> EXERCISE DESCRIPTION:
List each line of the data that holds the string "November", please.

----- DATA EXCERPTS -----

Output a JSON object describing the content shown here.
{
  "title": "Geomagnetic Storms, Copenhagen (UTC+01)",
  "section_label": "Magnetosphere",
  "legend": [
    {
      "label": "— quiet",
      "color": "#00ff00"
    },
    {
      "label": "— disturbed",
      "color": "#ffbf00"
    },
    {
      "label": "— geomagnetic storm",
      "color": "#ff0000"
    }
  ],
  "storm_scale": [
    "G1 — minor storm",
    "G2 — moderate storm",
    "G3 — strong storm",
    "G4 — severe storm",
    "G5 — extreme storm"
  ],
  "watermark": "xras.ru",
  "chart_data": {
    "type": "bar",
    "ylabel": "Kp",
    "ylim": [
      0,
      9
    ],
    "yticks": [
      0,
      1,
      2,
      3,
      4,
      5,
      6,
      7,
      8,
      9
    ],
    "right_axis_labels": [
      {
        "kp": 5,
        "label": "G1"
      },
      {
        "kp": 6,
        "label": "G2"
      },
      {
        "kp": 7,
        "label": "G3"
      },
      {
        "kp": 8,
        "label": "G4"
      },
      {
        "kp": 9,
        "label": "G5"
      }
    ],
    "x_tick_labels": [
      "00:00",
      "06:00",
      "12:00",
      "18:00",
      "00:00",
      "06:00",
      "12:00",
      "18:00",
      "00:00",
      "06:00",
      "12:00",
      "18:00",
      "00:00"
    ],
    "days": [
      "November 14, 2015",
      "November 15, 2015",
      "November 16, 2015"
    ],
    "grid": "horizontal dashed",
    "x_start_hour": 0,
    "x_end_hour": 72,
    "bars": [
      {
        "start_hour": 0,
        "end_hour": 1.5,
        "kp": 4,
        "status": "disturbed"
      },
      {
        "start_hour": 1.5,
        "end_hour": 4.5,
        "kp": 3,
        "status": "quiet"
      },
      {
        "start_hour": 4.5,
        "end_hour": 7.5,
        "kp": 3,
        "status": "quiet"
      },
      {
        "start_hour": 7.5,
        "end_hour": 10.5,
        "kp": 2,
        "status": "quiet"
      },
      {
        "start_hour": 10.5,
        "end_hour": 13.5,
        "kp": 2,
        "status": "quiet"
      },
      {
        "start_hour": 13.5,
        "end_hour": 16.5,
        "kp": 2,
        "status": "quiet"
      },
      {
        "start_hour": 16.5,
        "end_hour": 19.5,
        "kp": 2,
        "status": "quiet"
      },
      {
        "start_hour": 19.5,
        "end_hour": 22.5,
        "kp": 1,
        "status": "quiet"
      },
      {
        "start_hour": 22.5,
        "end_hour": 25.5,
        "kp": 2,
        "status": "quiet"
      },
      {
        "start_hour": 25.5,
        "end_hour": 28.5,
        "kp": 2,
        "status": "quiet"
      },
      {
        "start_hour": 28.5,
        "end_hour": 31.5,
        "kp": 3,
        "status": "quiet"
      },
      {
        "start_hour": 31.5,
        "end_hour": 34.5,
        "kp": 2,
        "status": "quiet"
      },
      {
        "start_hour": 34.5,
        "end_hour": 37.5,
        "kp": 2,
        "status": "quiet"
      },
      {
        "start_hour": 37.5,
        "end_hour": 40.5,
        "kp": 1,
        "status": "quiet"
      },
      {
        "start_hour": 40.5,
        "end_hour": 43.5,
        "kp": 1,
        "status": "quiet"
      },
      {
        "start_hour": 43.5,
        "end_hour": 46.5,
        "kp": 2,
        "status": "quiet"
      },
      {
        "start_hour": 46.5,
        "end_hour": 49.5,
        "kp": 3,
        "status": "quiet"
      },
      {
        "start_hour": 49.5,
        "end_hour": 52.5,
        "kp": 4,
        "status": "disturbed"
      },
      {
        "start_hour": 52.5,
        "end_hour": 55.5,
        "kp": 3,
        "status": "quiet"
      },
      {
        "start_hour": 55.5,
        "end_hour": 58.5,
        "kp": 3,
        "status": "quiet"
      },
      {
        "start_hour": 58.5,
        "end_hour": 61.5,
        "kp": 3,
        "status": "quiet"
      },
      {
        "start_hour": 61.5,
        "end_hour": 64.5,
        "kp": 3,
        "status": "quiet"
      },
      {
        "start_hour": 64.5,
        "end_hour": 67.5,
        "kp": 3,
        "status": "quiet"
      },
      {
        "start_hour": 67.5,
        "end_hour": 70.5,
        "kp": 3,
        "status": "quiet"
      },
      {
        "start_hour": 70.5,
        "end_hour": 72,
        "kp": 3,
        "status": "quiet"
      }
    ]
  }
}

-----

> SOLUTION:
      "November 14, 2015",
      "November 15, 2015",
      "November 16, 2015"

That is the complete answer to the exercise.